_Request_
Set down each record below precisely, skipping the pictures.

:: Records shown ::

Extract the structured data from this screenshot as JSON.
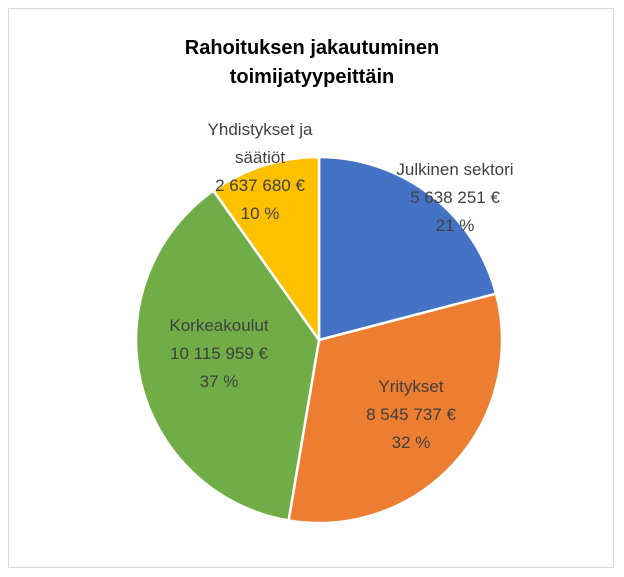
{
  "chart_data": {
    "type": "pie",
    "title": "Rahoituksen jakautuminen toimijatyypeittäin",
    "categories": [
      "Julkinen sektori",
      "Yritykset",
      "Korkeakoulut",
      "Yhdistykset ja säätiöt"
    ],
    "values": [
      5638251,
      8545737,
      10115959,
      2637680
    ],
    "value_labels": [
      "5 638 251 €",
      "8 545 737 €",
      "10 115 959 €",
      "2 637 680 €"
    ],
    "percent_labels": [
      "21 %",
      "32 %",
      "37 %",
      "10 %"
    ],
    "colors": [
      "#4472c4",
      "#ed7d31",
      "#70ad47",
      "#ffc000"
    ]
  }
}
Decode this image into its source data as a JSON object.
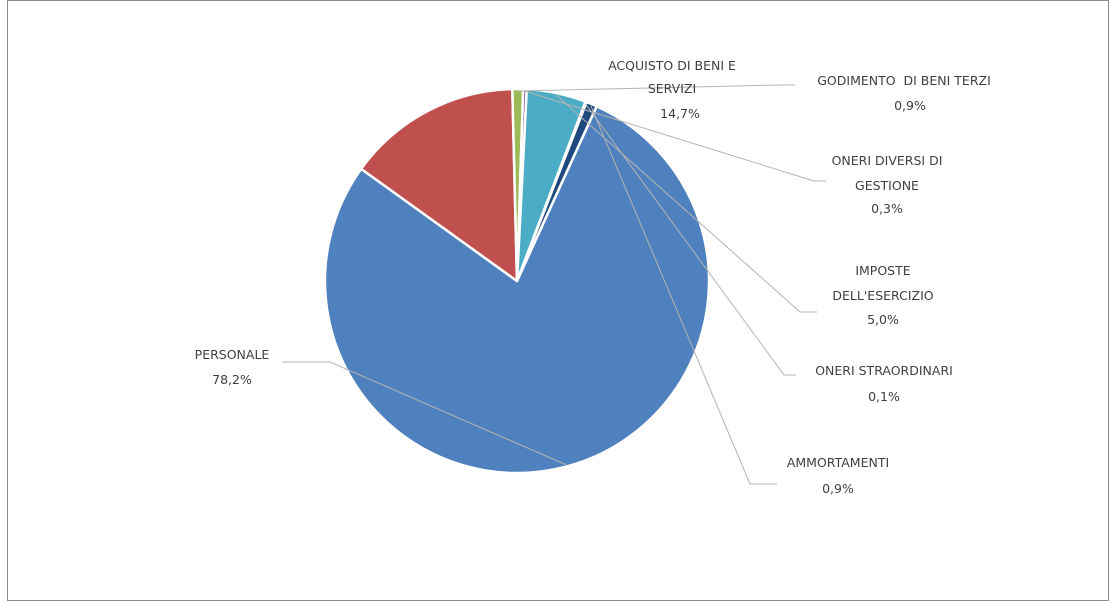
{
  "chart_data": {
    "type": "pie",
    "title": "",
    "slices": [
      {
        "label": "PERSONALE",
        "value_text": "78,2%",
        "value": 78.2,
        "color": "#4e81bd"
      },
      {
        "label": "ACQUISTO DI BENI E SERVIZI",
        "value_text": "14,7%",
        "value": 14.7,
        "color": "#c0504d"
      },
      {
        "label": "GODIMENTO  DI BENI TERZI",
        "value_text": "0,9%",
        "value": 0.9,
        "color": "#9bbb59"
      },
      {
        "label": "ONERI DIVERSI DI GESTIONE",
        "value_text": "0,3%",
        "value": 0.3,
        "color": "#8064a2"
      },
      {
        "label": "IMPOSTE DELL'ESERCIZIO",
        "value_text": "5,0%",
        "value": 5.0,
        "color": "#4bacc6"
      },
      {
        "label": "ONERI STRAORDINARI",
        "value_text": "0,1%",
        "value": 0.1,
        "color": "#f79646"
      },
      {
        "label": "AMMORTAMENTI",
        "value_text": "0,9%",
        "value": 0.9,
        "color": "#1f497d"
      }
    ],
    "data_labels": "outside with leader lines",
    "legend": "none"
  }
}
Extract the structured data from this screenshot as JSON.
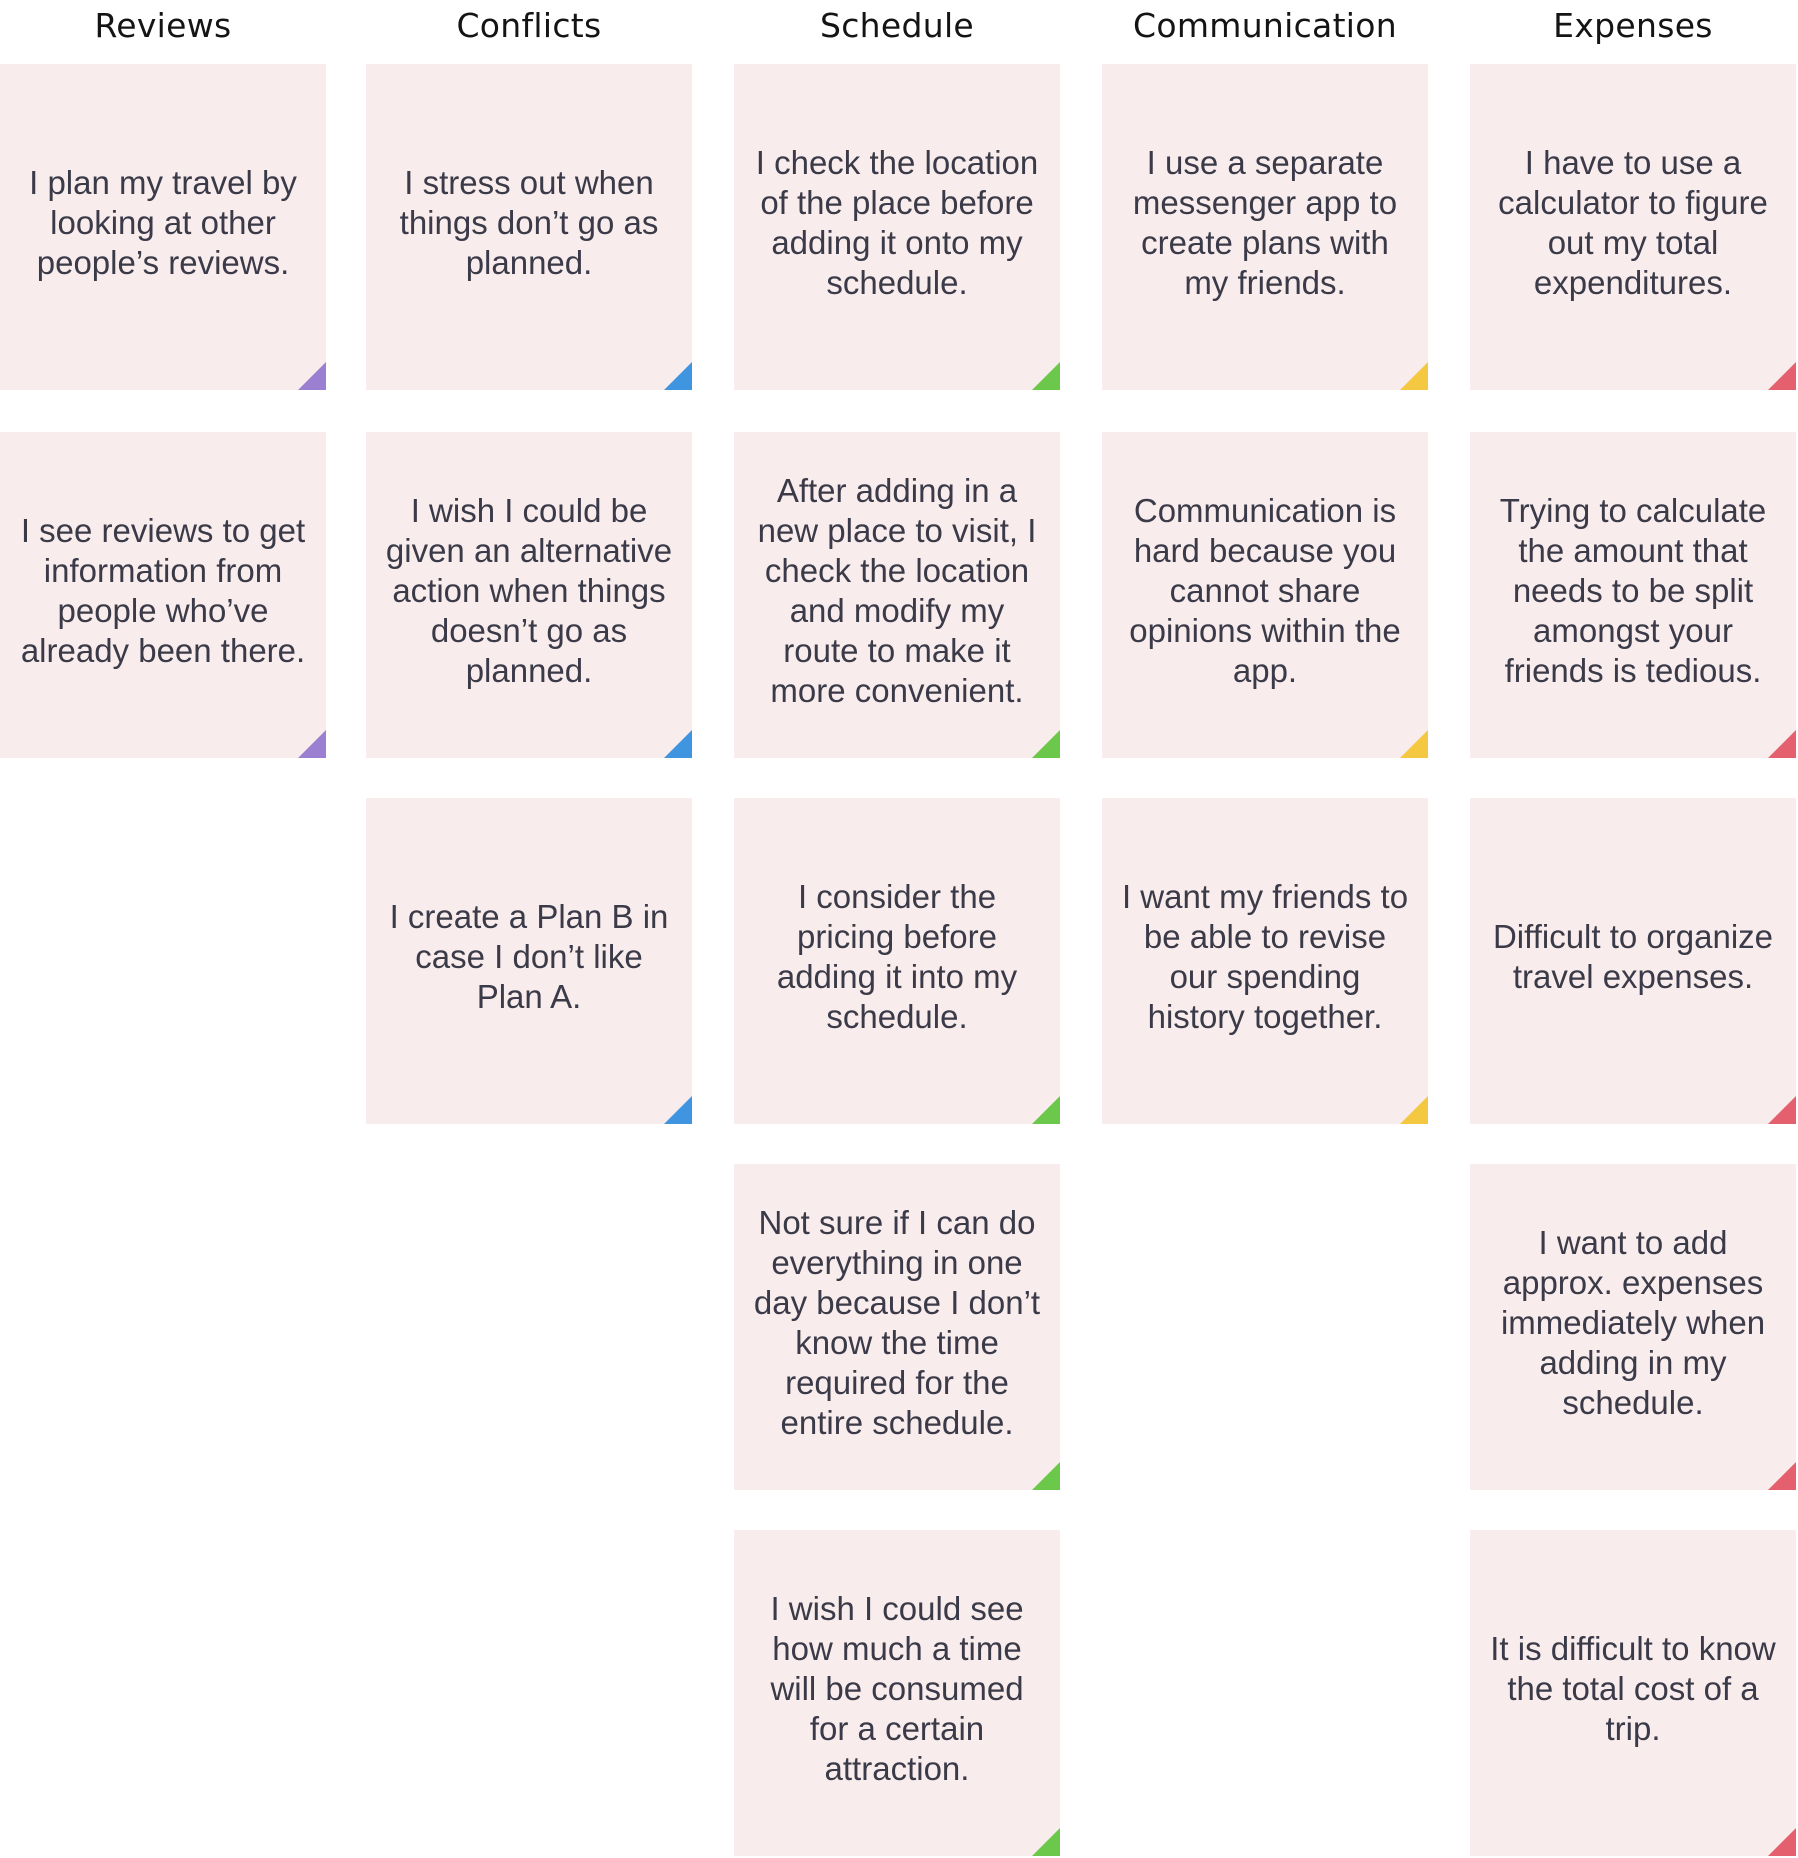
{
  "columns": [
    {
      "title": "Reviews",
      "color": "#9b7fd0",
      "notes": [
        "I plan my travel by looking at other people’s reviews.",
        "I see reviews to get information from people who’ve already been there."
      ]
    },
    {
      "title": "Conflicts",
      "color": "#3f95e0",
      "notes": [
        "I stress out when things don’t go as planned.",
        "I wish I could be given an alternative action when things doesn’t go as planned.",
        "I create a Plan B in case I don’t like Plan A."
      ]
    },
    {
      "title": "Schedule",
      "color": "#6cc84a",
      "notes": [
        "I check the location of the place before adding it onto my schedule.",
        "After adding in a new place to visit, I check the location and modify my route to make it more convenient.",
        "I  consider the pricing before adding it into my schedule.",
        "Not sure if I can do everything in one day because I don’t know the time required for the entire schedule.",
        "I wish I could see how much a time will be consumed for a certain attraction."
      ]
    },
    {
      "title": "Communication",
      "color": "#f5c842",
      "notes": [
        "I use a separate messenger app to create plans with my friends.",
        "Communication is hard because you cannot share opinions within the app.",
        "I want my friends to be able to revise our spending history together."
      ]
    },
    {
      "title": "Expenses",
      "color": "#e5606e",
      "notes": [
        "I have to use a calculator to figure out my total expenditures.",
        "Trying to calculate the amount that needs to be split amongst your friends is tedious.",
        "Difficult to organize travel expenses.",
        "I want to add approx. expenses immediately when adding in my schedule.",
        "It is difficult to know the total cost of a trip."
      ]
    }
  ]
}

:::

_Response for this exercise_
Extract the structured data from this screenshot as JSON.
{
  "chart_data": {
    "type": "pie",
    "title": "Rahoituksen jakautuminen toimijatyypeittäin",
    "categories": [
      "Julkinen sektori",
      "Yritykset",
      "Korkeakoulut",
      "Yhdistykset ja säätiöt"
    ],
    "values": [
      5638251,
      8545737,
      10115959,
      2637680
    ],
    "value_labels": [
      "5 638 251 €",
      "8 545 737 €",
      "10 115 959 €",
      "2 637 680 €"
    ],
    "percent_labels": [
      "21 %",
      "32 %",
      "37 %",
      "10 %"
    ],
    "colors": [
      "#4472c4",
      "#ed7d31",
      "#70ad47",
      "#ffc000"
    ]
  }
}
Decode this image into its source data as a JSON object.
{
  "chart_data": {
    "type": "pie",
    "title": "",
    "slices": [
      {
        "label": "PERSONALE",
        "value_text": "78,2%",
        "value": 78.2,
        "color": "#4e81bd"
      },
      {
        "label": "ACQUISTO DI BENI E SERVIZI",
        "value_text": "14,7%",
        "value": 14.7,
        "color": "#c0504d"
      },
      {
        "label": "GODIMENTO  DI BENI TERZI",
        "value_text": "0,9%",
        "value": 0.9,
        "color": "#9bbb59"
      },
      {
        "label": "ONERI DIVERSI DI GESTIONE",
        "value_text": "0,3%",
        "value": 0.3,
        "color": "#8064a2"
      },
      {
        "label": "IMPOSTE DELL'ESERCIZIO",
        "value_text": "5,0%",
        "value": 5.0,
        "color": "#4bacc6"
      },
      {
        "label": "ONERI STRAORDINARI",
        "value_text": "0,1%",
        "value": 0.1,
        "color": "#f79646"
      },
      {
        "label": "AMMORTAMENTI",
        "value_text": "0,9%",
        "value": 0.9,
        "color": "#1f497d"
      }
    ],
    "data_labels": "outside with leader lines",
    "legend": "none"
  }
}
Extract the structured data from this screenshot as JSON.
{
  "columns": [
    {
      "title": "Reviews",
      "color": "#9b7fd0",
      "notes": [
        "I plan my travel by looking at other people’s reviews.",
        "I see reviews to get information from people who’ve already been there."
      ]
    },
    {
      "title": "Conflicts",
      "color": "#3f95e0",
      "notes": [
        "I stress out when things don’t go as planned.",
        "I wish I could be given an alternative action when things doesn’t go as planned.",
        "I create a Plan B in case I don’t like Plan A."
      ]
    },
    {
      "title": "Schedule",
      "color": "#6cc84a",
      "notes": [
        "I check the location of the place before adding it onto my schedule.",
        "After adding in a new place to visit, I check the location and modify my route to make it more convenient.",
        "I  consider the pricing before adding it into my schedule.",
        "Not sure if I can do everything in one day because I don’t know the time required for the entire schedule.",
        "I wish I could see how much a time will be consumed for a certain attraction."
      ]
    },
    {
      "title": "Communication",
      "color": "#f5c842",
      "notes": [
        "I use a separate messenger app to create plans with my friends.",
        "Communication is hard because you cannot share opinions within the app.",
        "I want my friends to be able to revise our spending history together."
      ]
    },
    {
      "title": "Expenses",
      "color": "#e5606e",
      "notes": [
        "I have to use a calculator to figure out my total expenditures.",
        "Trying to calculate the amount that needs to be split amongst your friends is tedious.",
        "Difficult to organize travel expenses.",
        "I want to add approx. expenses immediately when adding in my schedule.",
        "It is difficult to know the total cost of a trip."
      ]
    }
  ]
}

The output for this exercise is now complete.